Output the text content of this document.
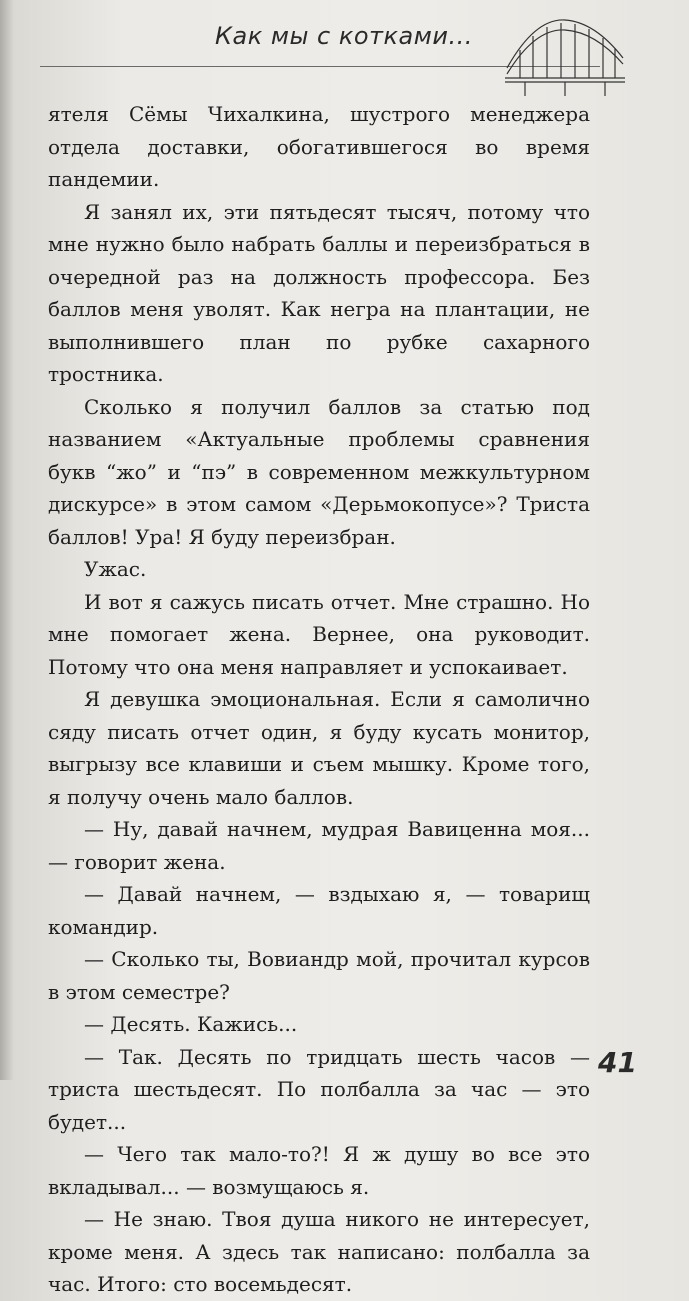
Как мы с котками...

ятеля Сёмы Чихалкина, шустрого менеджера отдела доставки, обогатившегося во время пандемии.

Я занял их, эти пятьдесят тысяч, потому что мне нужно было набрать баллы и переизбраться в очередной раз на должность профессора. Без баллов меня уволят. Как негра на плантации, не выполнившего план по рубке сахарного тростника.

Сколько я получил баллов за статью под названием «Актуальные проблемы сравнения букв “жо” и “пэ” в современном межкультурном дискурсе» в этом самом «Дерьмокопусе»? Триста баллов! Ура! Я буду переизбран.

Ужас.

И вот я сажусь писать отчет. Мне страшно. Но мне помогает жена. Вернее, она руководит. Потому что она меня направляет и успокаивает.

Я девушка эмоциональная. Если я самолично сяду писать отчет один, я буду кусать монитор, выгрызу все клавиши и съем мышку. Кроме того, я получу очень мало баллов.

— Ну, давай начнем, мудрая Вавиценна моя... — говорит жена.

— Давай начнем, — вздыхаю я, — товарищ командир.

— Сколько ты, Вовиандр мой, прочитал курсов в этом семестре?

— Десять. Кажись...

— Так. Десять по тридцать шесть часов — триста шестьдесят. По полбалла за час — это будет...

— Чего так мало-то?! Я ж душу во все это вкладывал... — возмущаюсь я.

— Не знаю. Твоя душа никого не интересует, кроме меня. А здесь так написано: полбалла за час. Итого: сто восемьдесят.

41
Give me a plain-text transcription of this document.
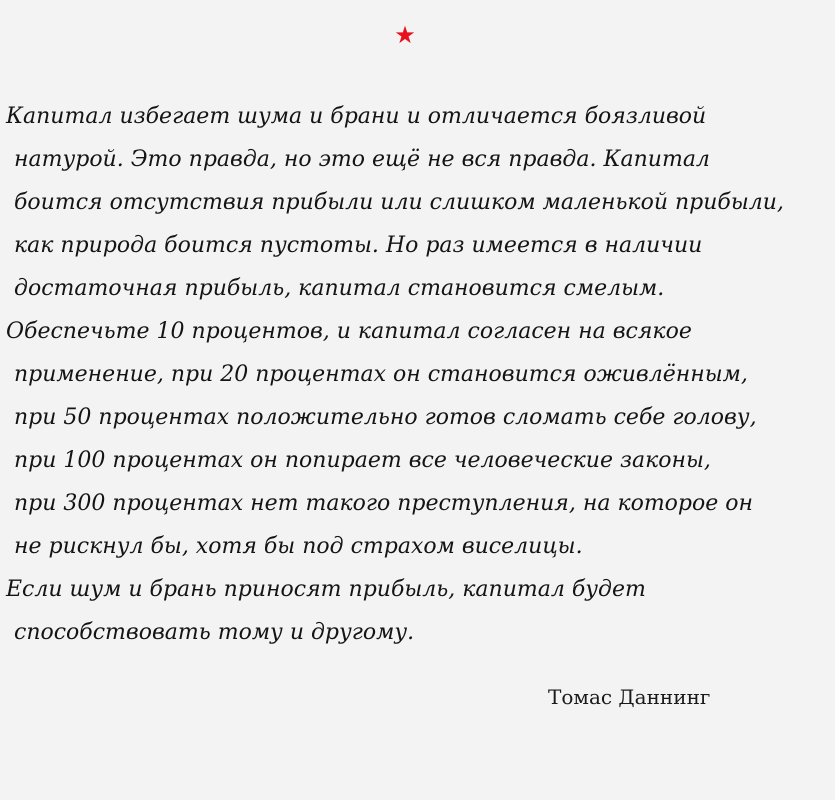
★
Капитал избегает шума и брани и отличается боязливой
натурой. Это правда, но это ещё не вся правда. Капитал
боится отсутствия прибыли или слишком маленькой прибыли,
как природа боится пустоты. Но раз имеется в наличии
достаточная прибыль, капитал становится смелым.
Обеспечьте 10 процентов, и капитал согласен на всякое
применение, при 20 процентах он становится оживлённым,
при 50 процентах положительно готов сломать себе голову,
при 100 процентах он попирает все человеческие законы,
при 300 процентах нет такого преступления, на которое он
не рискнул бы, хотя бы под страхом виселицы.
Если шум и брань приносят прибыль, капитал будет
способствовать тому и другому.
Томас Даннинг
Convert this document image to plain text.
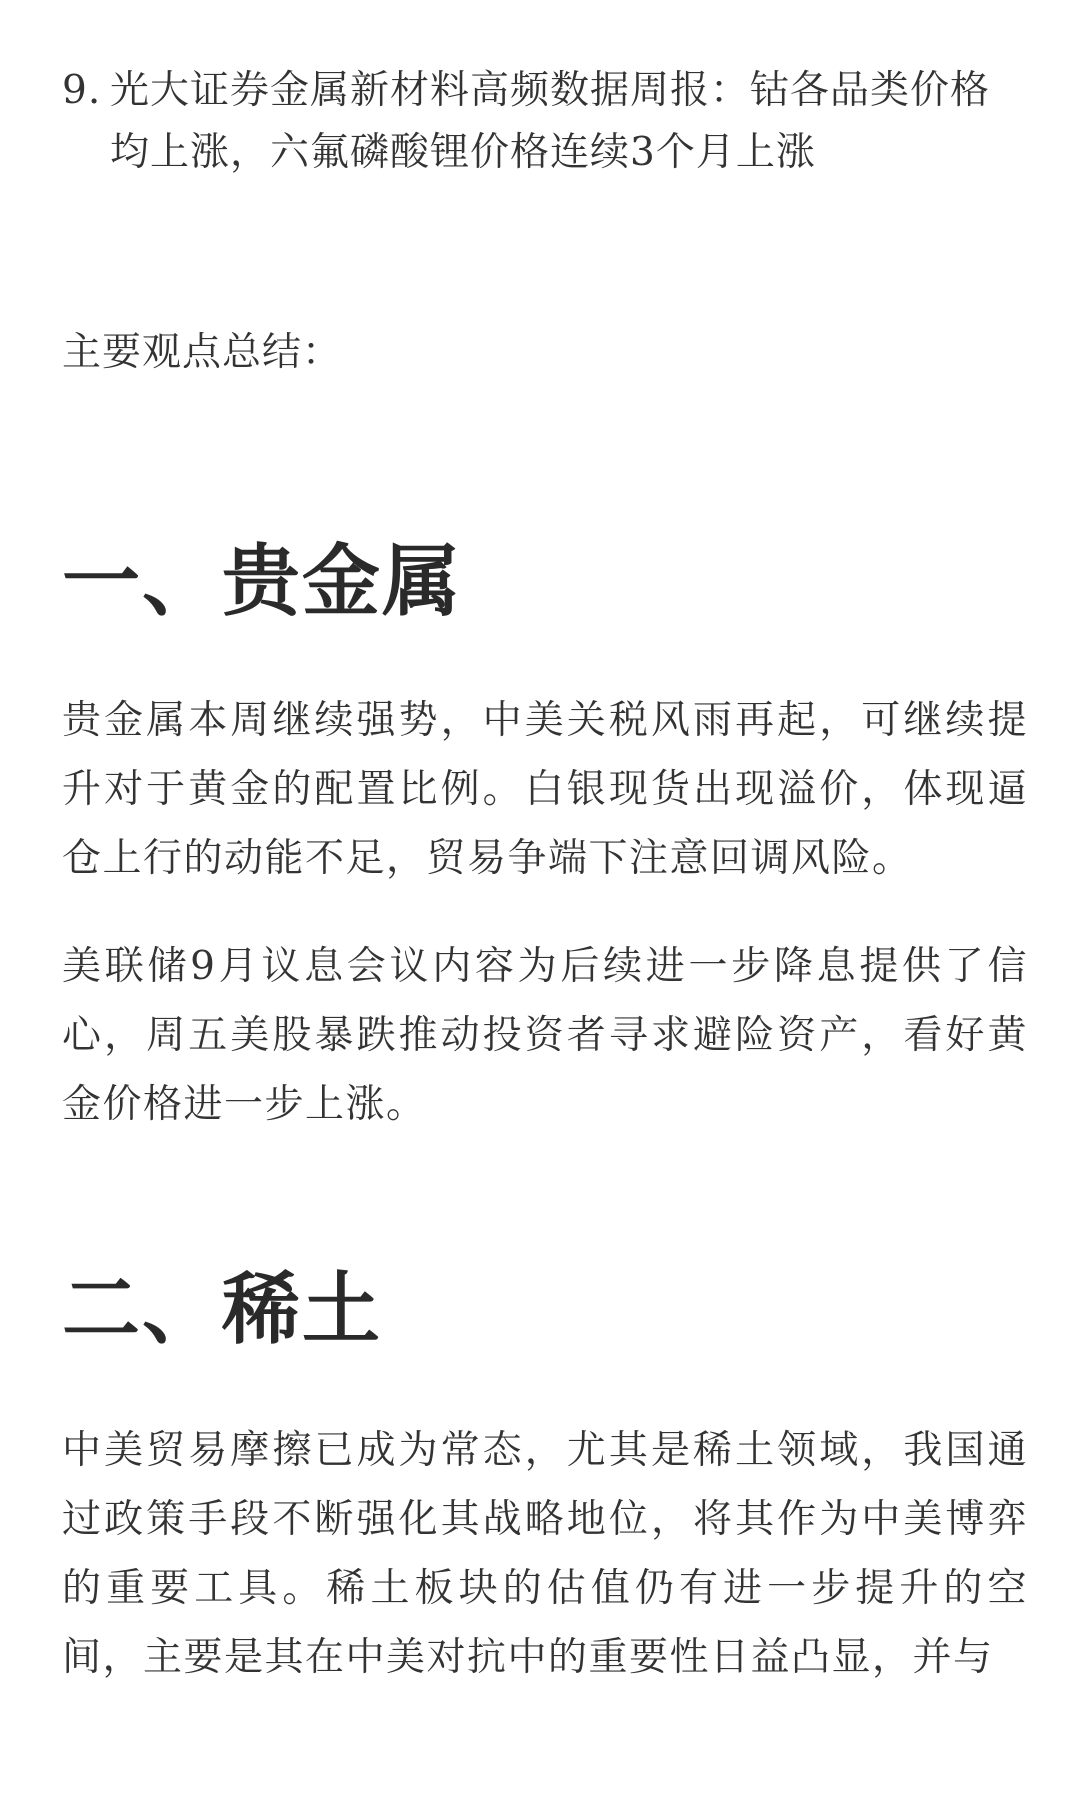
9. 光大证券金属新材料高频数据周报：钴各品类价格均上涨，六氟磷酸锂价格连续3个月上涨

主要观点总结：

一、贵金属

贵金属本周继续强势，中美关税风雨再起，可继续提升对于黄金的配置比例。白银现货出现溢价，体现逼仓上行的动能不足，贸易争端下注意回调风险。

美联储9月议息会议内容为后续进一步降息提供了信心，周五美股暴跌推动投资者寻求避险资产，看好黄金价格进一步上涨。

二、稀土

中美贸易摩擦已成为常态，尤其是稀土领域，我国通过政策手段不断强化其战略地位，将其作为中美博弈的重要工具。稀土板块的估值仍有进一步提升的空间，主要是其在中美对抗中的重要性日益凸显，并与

○ ○ ○ ○ ○ ○ ○

**Given instruction**. From the data, collect all lines where the string "прибыль" appears.

**Exercise response**.
достаточная прибыль, капитал становится смелым.
Если шум и брань приносят прибыль, капитал будет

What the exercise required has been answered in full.